** BEGIN Extracted records **

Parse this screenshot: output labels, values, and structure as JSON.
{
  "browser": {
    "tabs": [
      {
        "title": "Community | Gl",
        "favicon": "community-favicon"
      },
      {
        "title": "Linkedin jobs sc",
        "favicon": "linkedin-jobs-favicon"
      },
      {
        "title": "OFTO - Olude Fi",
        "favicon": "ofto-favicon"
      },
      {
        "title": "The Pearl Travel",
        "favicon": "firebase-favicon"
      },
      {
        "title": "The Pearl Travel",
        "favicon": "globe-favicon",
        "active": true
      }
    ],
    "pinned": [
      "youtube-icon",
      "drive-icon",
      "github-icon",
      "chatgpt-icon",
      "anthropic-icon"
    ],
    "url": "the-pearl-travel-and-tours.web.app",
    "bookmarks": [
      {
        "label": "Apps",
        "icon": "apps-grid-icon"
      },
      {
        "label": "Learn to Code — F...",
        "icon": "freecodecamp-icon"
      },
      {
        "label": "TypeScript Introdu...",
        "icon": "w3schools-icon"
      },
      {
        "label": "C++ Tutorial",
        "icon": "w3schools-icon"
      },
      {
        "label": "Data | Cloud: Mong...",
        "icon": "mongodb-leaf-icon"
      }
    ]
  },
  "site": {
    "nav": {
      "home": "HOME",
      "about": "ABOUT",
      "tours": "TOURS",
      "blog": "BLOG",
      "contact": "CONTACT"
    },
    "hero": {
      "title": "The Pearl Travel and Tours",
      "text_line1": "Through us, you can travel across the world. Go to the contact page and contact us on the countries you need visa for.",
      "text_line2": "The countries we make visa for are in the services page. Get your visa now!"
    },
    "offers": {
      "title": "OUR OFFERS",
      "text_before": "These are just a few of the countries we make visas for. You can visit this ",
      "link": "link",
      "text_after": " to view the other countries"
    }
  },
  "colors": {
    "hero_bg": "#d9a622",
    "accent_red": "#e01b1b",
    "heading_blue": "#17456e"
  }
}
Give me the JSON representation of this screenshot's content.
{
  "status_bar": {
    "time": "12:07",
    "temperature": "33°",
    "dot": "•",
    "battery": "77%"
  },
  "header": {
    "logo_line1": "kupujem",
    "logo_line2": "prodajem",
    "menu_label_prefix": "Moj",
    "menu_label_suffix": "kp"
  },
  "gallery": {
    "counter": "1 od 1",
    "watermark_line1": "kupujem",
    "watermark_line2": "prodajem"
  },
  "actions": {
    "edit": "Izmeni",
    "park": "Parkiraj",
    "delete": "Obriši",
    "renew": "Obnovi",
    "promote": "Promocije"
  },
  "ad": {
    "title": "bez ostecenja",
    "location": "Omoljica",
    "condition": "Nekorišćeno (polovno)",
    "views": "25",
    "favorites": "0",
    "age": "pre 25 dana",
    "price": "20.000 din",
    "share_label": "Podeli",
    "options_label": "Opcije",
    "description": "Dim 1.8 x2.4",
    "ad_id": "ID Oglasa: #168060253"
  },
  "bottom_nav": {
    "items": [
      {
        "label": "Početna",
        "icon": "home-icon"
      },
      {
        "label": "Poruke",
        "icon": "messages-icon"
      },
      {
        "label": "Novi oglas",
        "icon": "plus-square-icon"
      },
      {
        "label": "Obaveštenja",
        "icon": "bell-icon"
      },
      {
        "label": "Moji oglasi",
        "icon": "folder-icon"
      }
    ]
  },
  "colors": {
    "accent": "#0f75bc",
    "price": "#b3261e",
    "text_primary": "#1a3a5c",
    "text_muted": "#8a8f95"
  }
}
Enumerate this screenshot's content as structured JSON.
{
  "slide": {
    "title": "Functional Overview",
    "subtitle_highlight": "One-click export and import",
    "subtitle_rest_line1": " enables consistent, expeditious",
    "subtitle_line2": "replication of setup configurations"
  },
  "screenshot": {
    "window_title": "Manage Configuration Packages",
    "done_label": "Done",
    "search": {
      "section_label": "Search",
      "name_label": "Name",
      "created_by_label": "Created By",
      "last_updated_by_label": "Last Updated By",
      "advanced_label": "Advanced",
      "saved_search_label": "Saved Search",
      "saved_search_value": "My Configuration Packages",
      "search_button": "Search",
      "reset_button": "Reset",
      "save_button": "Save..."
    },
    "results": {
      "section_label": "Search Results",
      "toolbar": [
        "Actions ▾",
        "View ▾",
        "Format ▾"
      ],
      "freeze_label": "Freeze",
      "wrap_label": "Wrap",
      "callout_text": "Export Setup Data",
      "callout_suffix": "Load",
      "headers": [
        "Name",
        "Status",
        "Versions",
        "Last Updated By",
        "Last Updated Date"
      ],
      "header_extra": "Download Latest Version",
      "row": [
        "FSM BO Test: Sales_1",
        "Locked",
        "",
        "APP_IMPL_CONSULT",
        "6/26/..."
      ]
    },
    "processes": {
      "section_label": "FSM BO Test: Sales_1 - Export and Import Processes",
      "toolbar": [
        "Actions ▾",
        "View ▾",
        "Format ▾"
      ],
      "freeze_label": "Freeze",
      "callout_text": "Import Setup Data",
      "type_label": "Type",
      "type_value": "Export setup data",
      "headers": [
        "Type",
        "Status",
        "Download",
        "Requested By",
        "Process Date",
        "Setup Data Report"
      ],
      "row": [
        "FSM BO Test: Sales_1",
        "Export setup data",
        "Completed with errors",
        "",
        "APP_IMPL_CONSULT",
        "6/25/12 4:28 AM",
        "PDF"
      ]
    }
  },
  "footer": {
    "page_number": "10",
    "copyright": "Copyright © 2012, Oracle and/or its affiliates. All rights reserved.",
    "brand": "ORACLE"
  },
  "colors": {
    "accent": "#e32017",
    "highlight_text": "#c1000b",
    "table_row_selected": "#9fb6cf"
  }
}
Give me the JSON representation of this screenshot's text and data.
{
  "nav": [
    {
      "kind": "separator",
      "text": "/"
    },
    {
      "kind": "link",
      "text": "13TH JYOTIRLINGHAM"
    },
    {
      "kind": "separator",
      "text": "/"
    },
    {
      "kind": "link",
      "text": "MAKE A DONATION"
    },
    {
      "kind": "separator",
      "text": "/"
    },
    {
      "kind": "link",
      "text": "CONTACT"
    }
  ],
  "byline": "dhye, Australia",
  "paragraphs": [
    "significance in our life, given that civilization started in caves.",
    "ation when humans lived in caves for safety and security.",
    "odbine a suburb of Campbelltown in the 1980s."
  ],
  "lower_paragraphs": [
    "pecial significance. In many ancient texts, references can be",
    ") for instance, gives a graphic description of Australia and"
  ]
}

** END Extracted records **

• Directive: Reproduce every line of the data verbatim.

• Written answer:
Parse this screenshot: output labels, values, and structure as JSON.
{
  "browser": {
    "tabs": [
      {
        "title": "Community | Gl",
        "favicon": "community-favicon"
      },
      {
        "title": "Linkedin jobs sc",
        "favicon": "linkedin-jobs-favicon"
      },
      {
        "title": "OFTO - Olude Fi",
        "favicon": "ofto-favicon"
      },
      {
        "title": "The Pearl Travel",
        "favicon": "firebase-favicon"
      },
      {
        "title": "The Pearl Travel",
        "favicon": "globe-favicon",
        "active": true
      }
    ],
    "pinned": [
      "youtube-icon",
      "drive-icon",
      "github-icon",
      "chatgpt-icon",
      "anthropic-icon"
    ],
    "url": "the-pearl-travel-and-tours.web.app",
    "bookmarks": [
      {
        "label": "Apps",
        "icon": "apps-grid-icon"
      },
      {
        "label": "Learn to Code — F...",
        "icon": "freecodecamp-icon"
      },
      {
        "label": "TypeScript Introdu...",
        "icon": "w3schools-icon"
      },
      {
        "label": "C++ Tutorial",
        "icon": "w3schools-icon"
      },
      {
        "label": "Data | Cloud: Mong...",
        "icon": "mongodb-leaf-icon"
      }
    ]
  },
  "site": {
    "nav": {
      "home": "HOME",
      "about": "ABOUT",
      "tours": "TOURS",
      "blog": "BLOG",
      "contact": "CONTACT"
    },
    "hero": {
      "title": "The Pearl Travel and Tours",
      "text_line1": "Through us, you can travel across the world. Go to the contact page and contact us on the countries you need visa for.",
      "text_line2": "The countries we make visa for are in the services page. Get your visa now!"
    },
    "offers": {
      "title": "OUR OFFERS",
      "text_before": "These are just a few of the countries we make visas for. You can visit this ",
      "link": "link",
      "text_after": " to view the other countries"
    }
  },
  "colors": {
    "hero_bg": "#d9a622",
    "accent_red": "#e01b1b",
    "heading_blue": "#17456e"
  }
}
Give me the JSON representation of this screenshot's content.
{
  "status_bar": {
    "time": "12:07",
    "temperature": "33°",
    "dot": "•",
    "battery": "77%"
  },
  "header": {
    "logo_line1": "kupujem",
    "logo_line2": "prodajem",
    "menu_label_prefix": "Moj",
    "menu_label_suffix": "kp"
  },
  "gallery": {
    "counter": "1 od 1",
    "watermark_line1": "kupujem",
    "watermark_line2": "prodajem"
  },
  "actions": {
    "edit": "Izmeni",
    "park": "Parkiraj",
    "delete": "Obriši",
    "renew": "Obnovi",
    "promote": "Promocije"
  },
  "ad": {
    "title": "bez ostecenja",
    "location": "Omoljica",
    "condition": "Nekorišćeno (polovno)",
    "views": "25",
    "favorites": "0",
    "age": "pre 25 dana",
    "price": "20.000 din",
    "share_label": "Podeli",
    "options_label": "Opcije",
    "description": "Dim 1.8 x2.4",
    "ad_id": "ID Oglasa: #168060253"
  },
  "bottom_nav": {
    "items": [
      {
        "label": "Početna",
        "icon": "home-icon"
      },
      {
        "label": "Poruke",
        "icon": "messages-icon"
      },
      {
        "label": "Novi oglas",
        "icon": "plus-square-icon"
      },
      {
        "label": "Obaveštenja",
        "icon": "bell-icon"
      },
      {
        "label": "Moji oglasi",
        "icon": "folder-icon"
      }
    ]
  },
  "colors": {
    "accent": "#0f75bc",
    "price": "#b3261e",
    "text_primary": "#1a3a5c",
    "text_muted": "#8a8f95"
  }
}
Enumerate this screenshot's content as structured JSON.
{
  "slide": {
    "title": "Functional Overview",
    "subtitle_highlight": "One-click export and import",
    "subtitle_rest_line1": " enables consistent, expeditious",
    "subtitle_line2": "replication of setup configurations"
  },
  "screenshot": {
    "window_title": "Manage Configuration Packages",
    "done_label": "Done",
    "search": {
      "section_label": "Search",
      "name_label": "Name",
      "created_by_label": "Created By",
      "last_updated_by_label": "Last Updated By",
      "advanced_label": "Advanced",
      "saved_search_label": "Saved Search",
      "saved_search_value": "My Configuration Packages",
      "search_button": "Search",
      "reset_button": "Reset",
      "save_button": "Save..."
    },
    "results": {
      "section_label": "Search Results",
      "toolbar": [
        "Actions ▾",
        "View ▾",
        "Format ▾"
      ],
      "freeze_label": "Freeze",
      "wrap_label": "Wrap",
      "callout_text": "Export Setup Data",
      "callout_suffix": "Load",
      "headers": [
        "Name",
        "Status",
        "Versions",
        "Last Updated By",
        "Last Updated Date"
      ],
      "header_extra": "Download Latest Version",
      "row": [
        "FSM BO Test: Sales_1",
        "Locked",
        "",
        "APP_IMPL_CONSULT",
        "6/26/..."
      ]
    },
    "processes": {
      "section_label": "FSM BO Test: Sales_1 - Export and Import Processes",
      "toolbar": [
        "Actions ▾",
        "View ▾",
        "Format ▾"
      ],
      "freeze_label": "Freeze",
      "callout_text": "Import Setup Data",
      "type_label": "Type",
      "type_value": "Export setup data",
      "headers": [
        "Type",
        "Status",
        "Download",
        "Requested By",
        "Process Date",
        "Setup Data Report"
      ],
      "row": [
        "FSM BO Test: Sales_1",
        "Export setup data",
        "Completed with errors",
        "",
        "APP_IMPL_CONSULT",
        "6/25/12 4:28 AM",
        "PDF"
      ]
    }
  },
  "footer": {
    "page_number": "10",
    "copyright": "Copyright © 2012, Oracle and/or its affiliates. All rights reserved.",
    "brand": "ORACLE"
  },
  "colors": {
    "accent": "#e32017",
    "highlight_text": "#c1000b",
    "table_row_selected": "#9fb6cf"
  }
}
Give me the JSON representation of this screenshot's text and data.
{
  "nav": [
    {
      "kind": "separator",
      "text": "/"
    },
    {
      "kind": "link",
      "text": "13TH JYOTIRLINGHAM"
    },
    {
      "kind": "separator",
      "text": "/"
    },
    {
      "kind": "link",
      "text": "MAKE A DONATION"
    },
    {
      "kind": "separator",
      "text": "/"
    },
    {
      "kind": "link",
      "text": "CONTACT"
    }
  ],
  "byline": "dhye, Australia",
  "paragraphs": [
    "significance in our life, given that civilization started in caves.",
    "ation when humans lived in caves for safety and security.",
    "odbine a suburb of Campbelltown in the 1980s."
  ],
  "lower_paragraphs": [
    "pecial significance. In many ancient texts, references can be",
    ") for instance, gives a graphic description of Australia and"
  ]
}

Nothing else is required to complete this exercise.